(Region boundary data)
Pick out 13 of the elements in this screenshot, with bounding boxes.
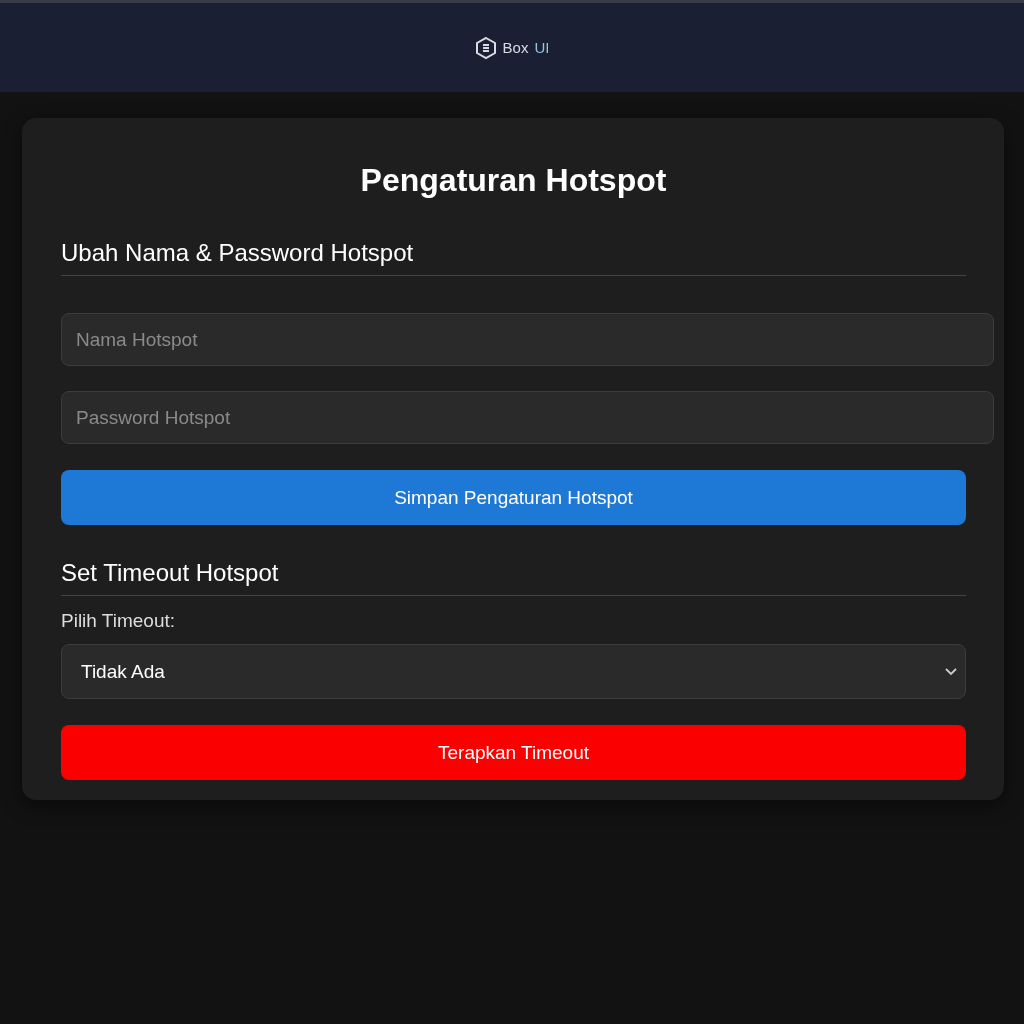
logo-icon	[474, 35, 497, 60]
page-title: Pengaturan Hotspot	[359, 162, 668, 199]
timeout-dropdown[interactable]: Tidak Ada	[61, 644, 966, 699]
submit-button[interactable]: Simpan Pengaturan Hotspot	[61, 470, 966, 525]
text-field[interactable]: Password Hotspot	[61, 391, 994, 444]
section-heading: Ubah Nama & Password Hotspot	[61, 239, 966, 276]
submit-button[interactable]: Terapkan Timeout	[61, 725, 966, 780]
field-label: Pilih Timeout:	[61, 610, 177, 632]
section-heading: Set Timeout Hotspot	[61, 559, 966, 596]
brand-accent: UI	[534, 39, 550, 56]
chevron-icon	[945, 667, 957, 676]
text-field[interactable]: Nama Hotspot	[61, 313, 994, 366]
brand-name: Box	[502, 39, 529, 56]
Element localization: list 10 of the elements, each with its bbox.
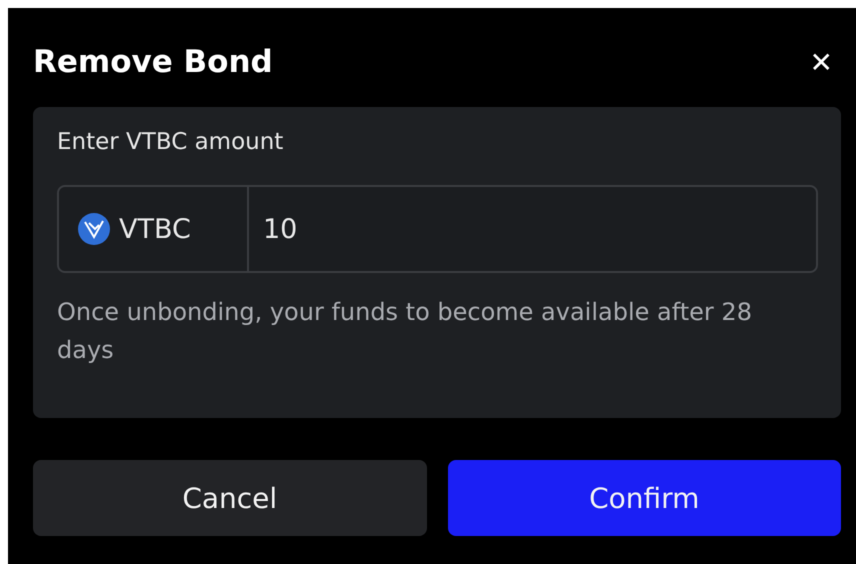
amount-field[interactable]: VTBC 10 <box>57 185 818 273</box>
token-logo-icon <box>77 212 111 246</box>
unbonding-note: Once unbonding, your funds to become available after 28 days <box>57 297 753 366</box>
amount-input[interactable]: 10 <box>249 187 816 271</box>
token-label: VTBC <box>119 214 191 244</box>
confirm-button[interactable]: Confirm <box>448 460 841 536</box>
close-button[interactable]: ✕ <box>802 46 841 78</box>
dialog-title: Remove Bond <box>33 44 273 80</box>
cancel-button[interactable]: Cancel <box>33 460 426 536</box>
field-label: Enter VTBC amount <box>57 129 284 155</box>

PROBLEM TO SOLVE:
Convert the lines of the records into a numbered list. Start at the line that contains "amount-field[interactable]: VTBC 10", stop after the line that contains "close-button[interactable]: ✕ <box>802", and leave out any blank lines.

FINISHED ANSWER:
1. amount-field[interactable]: VTBC 10 <box>57 185 818 273</box>
2. token-logo-icon <box>77 212 111 246</box>
3. unbonding-note: Once unbonding, your funds to become available after 28 days <box>57 297 753 366</box>
4. amount-input[interactable]: 10 <box>249 187 816 271</box>
5. token-label: VTBC <box>119 214 191 244</box>
6. confirm-button[interactable]: Confirm <box>448 460 841 536</box>
7. close-button[interactable]: ✕ <box>802 46 841 78</box>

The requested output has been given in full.